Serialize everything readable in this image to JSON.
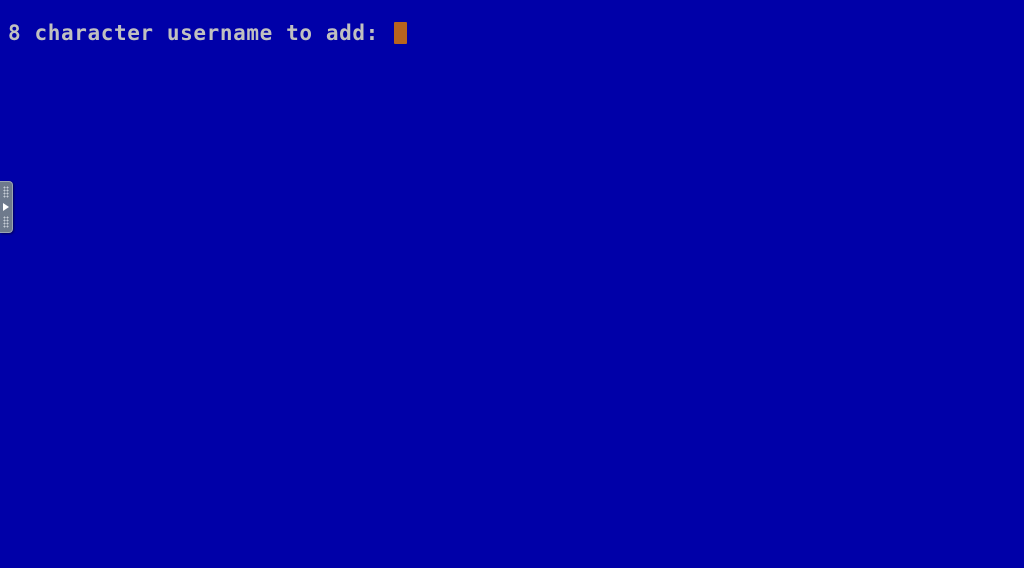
{
  "console": {
    "prompt": "8 character username to add: ",
    "input_value": ""
  },
  "side_panel": {
    "icon": "expand-arrow-icon"
  },
  "colors": {
    "background": "#0000a8",
    "text": "#c0c0c0",
    "cursor": "#b8641e",
    "handle": "#6e7a8c"
  }
}
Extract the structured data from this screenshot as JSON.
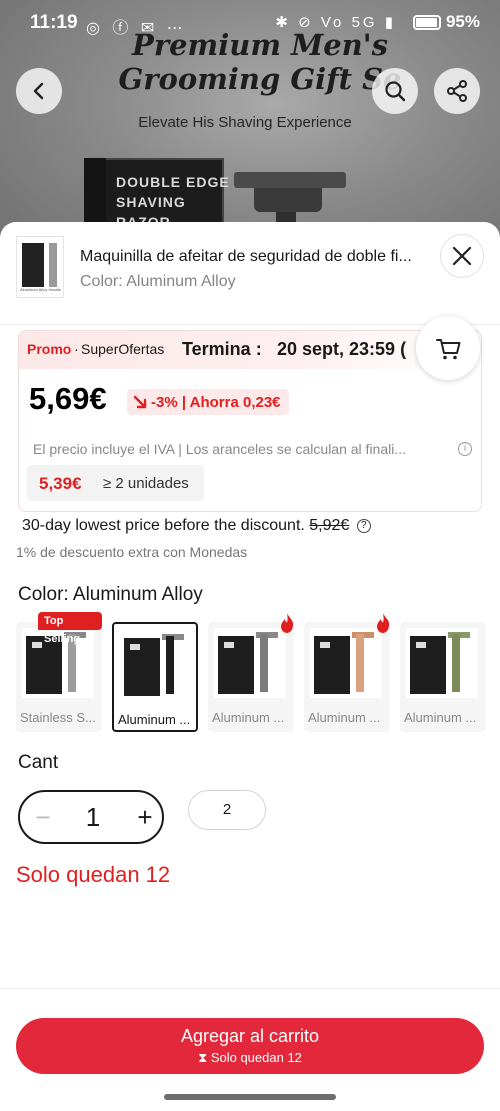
{
  "status_bar": {
    "time": "11:19",
    "left_icons": "◎ ⓕ ✉ ⋯",
    "right_icons": "✱ ⊘ Vo 5G ▮",
    "battery": "95%"
  },
  "hero": {
    "title": "Premium Men's Grooming Gift Se",
    "subtitle": "Elevate His Shaving Experience",
    "box_text": "DOUBLE EDGE SHAVING RAZOR"
  },
  "product": {
    "title": "Maquinilla de afeitar de seguridad de doble fi...",
    "selected_color_line": "Color: Aluminum Alloy",
    "thumb_caption": "Aluminum Alloy Handle · Razor Weight 58g"
  },
  "promo": {
    "label": "Promo",
    "separator": "·",
    "name": "SuperOfertas",
    "ends_label": "Termina :",
    "ends_date": "20 sept, 23:59 ("
  },
  "price": {
    "current": "5,69€",
    "discount": "-3% | Ahorra 0,23€",
    "tax_note": "El precio incluye el IVA | Los aranceles se calculan al finali...",
    "info_icon": "i",
    "tier_price": "5,39€",
    "tier_qty": "≥ 2 unidades",
    "lowest_price_text": "30-day lowest price before the discount.",
    "lowest_price_value": "5,92€",
    "help_icon": "?",
    "coins_note": "1% de descuento extra con Monedas"
  },
  "colors": {
    "title": "Color: Aluminum Alloy",
    "top_badge": "Top Selling",
    "items": [
      {
        "label": "Stainless S...",
        "caption": "Stainless Steel Handle · Razor Weight 102g",
        "handle": "#9c9c9c"
      },
      {
        "label": "Aluminum ...",
        "caption": "Aluminum Alloy Handle · Razor Weight 58g",
        "handle": "#1f1f1f"
      },
      {
        "label": "Aluminum ...",
        "caption": "Aluminum Alloy Handle · Razor Weight 58g",
        "handle": "#7a7a7a"
      },
      {
        "label": "Aluminum ...",
        "caption": "Aluminum Alloy Handle · Razor Weight 58g",
        "handle": "#d9a27f"
      },
      {
        "label": "Aluminum ...",
        "caption": "Aluminum Alloy Handle · Razor Weight 58g",
        "handle": "#7c8a5c"
      }
    ]
  },
  "quantity": {
    "title": "Cant",
    "minus": "−",
    "value": "1",
    "plus": "+",
    "quick_option": "2",
    "stock_left": "Solo quedan 12"
  },
  "cta": {
    "label": "Agregar al carrito",
    "sub": "⧗ Solo quedan 12"
  },
  "colors_palette": {
    "accent": "#e3283b",
    "promo_red": "#e02020"
  }
}
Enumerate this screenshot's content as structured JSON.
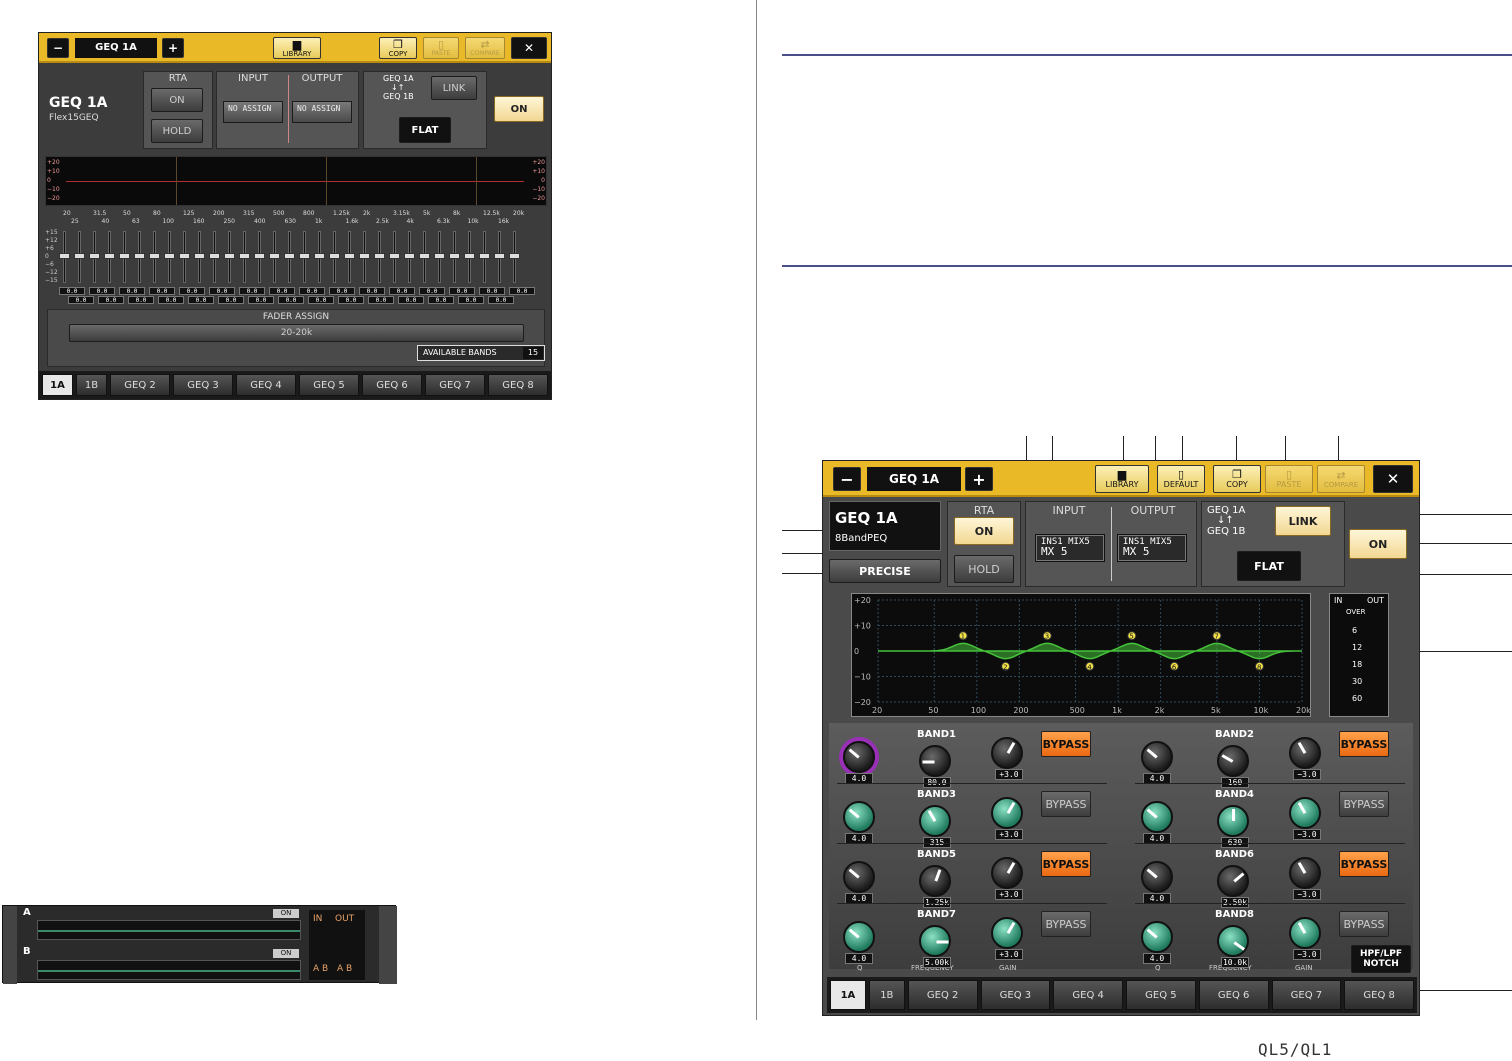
______
> _Goal of the exercise_: Pull out the lines above in which the word "discount" appears.

> _The completed task_:
    "discount": "-3% | Ahorra 0,23€",
    "lowest_price_text": "30-day lowest price before the discount.",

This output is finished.